### [Material for this task]
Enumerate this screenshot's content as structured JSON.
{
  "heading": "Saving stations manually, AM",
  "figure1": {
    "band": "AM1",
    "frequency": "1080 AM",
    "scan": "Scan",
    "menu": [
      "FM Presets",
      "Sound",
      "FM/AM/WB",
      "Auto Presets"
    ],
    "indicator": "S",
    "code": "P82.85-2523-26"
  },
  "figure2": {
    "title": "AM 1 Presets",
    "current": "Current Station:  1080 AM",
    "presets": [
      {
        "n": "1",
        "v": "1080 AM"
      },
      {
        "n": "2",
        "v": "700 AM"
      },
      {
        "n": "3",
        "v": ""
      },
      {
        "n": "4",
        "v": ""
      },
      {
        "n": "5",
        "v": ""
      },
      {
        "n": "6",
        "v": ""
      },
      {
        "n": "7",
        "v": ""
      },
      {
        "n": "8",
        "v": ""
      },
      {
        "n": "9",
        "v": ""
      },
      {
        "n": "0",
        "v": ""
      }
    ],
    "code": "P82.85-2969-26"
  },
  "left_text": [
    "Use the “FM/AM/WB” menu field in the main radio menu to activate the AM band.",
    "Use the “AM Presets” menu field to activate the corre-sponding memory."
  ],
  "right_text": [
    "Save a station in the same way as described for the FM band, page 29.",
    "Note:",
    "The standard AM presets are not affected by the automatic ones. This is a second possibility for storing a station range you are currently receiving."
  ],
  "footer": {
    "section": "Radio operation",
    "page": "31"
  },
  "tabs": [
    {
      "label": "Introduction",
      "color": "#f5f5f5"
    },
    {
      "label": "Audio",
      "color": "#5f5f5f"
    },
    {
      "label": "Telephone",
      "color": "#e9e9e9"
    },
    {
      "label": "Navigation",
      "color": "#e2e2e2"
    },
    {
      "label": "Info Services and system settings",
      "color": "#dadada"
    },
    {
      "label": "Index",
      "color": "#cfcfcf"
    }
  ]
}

### [Work to be completed]
Exactly reproduce all of the entries.

### [Answer to this exercise]
Enumerate this screenshot's content as structured JSON.
{
  "heading": "Saving stations manually, AM",
  "figure1": {
    "band": "AM1",
    "frequency": "1080 AM",
    "scan": "Scan",
    "menu": [
      "FM Presets",
      "Sound",
      "FM/AM/WB",
      "Auto Presets"
    ],
    "indicator": "S",
    "code": "P82.85-2523-26"
  },
  "figure2": {
    "title": "AM 1 Presets",
    "current": "Current Station:  1080 AM",
    "presets": [
      {
        "n": "1",
        "v": "1080 AM"
      },
      {
        "n": "2",
        "v": "700 AM"
      },
      {
        "n": "3",
        "v": ""
      },
      {
        "n": "4",
        "v": ""
      },
      {
        "n": "5",
        "v": ""
      },
      {
        "n": "6",
        "v": ""
      },
      {
        "n": "7",
        "v": ""
      },
      {
        "n": "8",
        "v": ""
      },
      {
        "n": "9",
        "v": ""
      },
      {
        "n": "0",
        "v": ""
      }
    ],
    "code": "P82.85-2969-26"
  },
  "left_text": [
    "Use the “FM/AM/WB” menu field in the main radio menu to activate the AM band.",
    "Use the “AM Presets” menu field to activate the corre-sponding memory."
  ],
  "right_text": [
    "Save a station in the same way as described for the FM band, page 29.",
    "Note:",
    "The standard AM presets are not affected by the automatic ones. This is a second possibility for storing a station range you are currently receiving."
  ],
  "footer": {
    "section": "Radio operation",
    "page": "31"
  },
  "tabs": [
    {
      "label": "Introduction",
      "color": "#f5f5f5"
    },
    {
      "label": "Audio",
      "color": "#5f5f5f"
    },
    {
      "label": "Telephone",
      "color": "#e9e9e9"
    },
    {
      "label": "Navigation",
      "color": "#e2e2e2"
    },
    {
      "label": "Info Services and system settings",
      "color": "#dadada"
    },
    {
      "label": "Index",
      "color": "#cfcfcf"
    }
  ]
}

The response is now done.